Job: Show every line that has the string "Afghaanse" in it.

Data in this exercise:
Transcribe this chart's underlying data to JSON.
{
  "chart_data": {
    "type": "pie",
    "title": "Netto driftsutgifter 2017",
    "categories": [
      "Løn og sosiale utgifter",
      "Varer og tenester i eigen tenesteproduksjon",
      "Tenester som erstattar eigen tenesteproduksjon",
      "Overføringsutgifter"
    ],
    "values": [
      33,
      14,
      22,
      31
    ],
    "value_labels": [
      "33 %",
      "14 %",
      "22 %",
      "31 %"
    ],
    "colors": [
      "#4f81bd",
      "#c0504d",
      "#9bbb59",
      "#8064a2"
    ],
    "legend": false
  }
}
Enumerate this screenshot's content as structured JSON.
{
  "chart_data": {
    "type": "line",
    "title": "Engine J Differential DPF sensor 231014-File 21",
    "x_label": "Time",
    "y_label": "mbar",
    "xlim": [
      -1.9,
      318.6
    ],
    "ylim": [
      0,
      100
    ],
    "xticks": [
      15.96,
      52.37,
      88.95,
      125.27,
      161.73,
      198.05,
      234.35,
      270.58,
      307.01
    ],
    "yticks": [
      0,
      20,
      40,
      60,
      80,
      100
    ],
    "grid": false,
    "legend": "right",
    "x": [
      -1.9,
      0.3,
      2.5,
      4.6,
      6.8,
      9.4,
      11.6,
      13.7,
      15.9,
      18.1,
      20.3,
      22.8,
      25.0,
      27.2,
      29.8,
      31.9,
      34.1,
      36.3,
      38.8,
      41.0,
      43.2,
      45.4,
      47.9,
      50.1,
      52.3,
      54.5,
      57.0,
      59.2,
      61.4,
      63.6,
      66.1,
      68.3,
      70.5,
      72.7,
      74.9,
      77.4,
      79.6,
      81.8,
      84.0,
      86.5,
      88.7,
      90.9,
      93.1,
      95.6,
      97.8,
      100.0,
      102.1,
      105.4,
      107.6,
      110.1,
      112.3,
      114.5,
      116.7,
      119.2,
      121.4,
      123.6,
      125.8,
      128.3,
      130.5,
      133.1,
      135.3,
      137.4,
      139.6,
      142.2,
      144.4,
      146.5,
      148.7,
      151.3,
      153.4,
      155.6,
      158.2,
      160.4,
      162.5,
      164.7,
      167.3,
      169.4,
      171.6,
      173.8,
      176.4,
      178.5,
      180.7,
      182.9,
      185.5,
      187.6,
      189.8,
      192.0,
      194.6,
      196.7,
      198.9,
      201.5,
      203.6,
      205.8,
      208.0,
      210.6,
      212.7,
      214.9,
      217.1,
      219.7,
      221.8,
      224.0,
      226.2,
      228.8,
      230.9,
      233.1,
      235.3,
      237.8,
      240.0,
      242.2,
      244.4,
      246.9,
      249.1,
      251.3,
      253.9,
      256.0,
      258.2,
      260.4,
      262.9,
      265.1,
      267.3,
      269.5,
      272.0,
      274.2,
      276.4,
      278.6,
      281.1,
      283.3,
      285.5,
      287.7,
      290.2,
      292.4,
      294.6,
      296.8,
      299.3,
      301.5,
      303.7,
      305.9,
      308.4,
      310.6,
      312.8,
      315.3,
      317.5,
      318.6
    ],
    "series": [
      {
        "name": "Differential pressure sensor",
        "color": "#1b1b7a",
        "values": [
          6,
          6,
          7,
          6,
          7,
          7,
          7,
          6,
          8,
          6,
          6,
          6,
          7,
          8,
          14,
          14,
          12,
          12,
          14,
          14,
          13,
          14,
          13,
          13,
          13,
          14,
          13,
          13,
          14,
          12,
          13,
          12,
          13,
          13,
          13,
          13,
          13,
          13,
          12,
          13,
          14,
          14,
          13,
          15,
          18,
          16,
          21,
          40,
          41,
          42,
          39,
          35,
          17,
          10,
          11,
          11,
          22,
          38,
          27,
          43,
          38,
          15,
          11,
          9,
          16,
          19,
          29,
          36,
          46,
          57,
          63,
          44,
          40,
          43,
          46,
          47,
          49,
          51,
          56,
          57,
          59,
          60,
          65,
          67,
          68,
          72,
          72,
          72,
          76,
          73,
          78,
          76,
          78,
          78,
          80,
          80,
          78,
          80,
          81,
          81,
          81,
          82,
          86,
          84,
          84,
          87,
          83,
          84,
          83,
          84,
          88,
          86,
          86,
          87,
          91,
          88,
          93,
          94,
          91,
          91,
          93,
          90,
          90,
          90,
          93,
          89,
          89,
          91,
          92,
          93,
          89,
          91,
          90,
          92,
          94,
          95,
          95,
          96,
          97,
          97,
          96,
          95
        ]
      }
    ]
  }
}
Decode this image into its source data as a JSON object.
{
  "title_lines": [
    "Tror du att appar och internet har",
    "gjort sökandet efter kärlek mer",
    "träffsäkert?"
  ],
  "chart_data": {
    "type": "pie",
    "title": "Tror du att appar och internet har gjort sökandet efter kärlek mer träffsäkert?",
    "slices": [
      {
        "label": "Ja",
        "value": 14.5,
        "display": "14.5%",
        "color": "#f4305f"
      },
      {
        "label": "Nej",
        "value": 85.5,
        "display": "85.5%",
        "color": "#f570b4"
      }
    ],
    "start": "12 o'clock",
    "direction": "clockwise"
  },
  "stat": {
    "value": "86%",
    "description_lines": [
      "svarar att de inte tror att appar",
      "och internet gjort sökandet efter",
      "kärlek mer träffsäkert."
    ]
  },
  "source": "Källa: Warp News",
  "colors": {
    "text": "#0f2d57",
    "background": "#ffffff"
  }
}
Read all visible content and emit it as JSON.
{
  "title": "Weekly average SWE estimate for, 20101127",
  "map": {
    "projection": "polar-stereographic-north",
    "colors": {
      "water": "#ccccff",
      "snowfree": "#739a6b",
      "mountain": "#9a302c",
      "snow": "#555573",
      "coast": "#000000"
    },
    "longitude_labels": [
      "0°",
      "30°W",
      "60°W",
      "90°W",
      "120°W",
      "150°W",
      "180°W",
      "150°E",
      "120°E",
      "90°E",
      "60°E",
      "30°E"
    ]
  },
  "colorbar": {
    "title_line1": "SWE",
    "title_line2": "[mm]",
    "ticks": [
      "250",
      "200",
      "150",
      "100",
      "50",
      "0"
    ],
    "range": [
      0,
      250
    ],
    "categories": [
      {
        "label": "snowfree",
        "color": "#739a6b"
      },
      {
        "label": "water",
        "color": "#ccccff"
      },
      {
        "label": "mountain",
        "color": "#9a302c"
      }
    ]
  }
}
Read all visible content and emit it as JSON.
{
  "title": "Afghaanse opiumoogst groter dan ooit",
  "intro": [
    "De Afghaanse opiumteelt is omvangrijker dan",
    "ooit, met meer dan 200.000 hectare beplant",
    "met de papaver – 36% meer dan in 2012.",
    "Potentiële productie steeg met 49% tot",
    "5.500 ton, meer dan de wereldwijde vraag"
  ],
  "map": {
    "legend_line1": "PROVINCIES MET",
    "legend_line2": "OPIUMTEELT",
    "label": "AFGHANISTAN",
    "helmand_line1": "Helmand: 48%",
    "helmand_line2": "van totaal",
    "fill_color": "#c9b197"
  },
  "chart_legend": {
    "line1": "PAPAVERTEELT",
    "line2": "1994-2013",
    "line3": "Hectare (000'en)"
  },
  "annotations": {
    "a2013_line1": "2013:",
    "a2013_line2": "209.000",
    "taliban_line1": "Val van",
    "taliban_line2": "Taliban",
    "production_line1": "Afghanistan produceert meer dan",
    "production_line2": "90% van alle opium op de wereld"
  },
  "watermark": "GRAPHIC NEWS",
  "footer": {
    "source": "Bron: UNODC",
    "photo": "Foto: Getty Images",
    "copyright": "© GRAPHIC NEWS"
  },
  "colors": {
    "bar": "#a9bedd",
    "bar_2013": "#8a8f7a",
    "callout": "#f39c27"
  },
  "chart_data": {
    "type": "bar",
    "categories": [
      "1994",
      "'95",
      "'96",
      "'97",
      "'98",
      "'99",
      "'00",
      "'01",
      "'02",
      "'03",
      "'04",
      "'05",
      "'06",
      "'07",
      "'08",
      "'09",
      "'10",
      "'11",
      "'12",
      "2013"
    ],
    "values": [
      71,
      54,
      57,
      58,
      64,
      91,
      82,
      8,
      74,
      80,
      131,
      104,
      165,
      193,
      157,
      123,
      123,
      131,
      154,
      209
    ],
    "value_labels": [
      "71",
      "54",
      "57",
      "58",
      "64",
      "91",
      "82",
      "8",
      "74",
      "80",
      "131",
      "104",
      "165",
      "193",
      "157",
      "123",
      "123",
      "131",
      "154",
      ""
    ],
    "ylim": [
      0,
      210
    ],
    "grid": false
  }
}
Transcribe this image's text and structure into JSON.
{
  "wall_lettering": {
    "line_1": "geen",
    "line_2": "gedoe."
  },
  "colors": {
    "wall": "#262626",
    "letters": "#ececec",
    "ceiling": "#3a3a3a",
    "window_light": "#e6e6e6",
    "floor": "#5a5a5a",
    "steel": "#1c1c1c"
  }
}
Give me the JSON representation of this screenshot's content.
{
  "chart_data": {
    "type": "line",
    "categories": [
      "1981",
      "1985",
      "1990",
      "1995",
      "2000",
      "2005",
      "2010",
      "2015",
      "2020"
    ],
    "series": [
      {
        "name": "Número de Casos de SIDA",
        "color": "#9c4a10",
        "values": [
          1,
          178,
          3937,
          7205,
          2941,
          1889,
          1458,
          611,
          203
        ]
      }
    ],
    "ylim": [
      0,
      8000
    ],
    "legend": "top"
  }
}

Full answer:
  "title": "Afghaanse opiumoogst groter dan ooit",
    "De Afghaanse opiumteelt is omvangrijker dan",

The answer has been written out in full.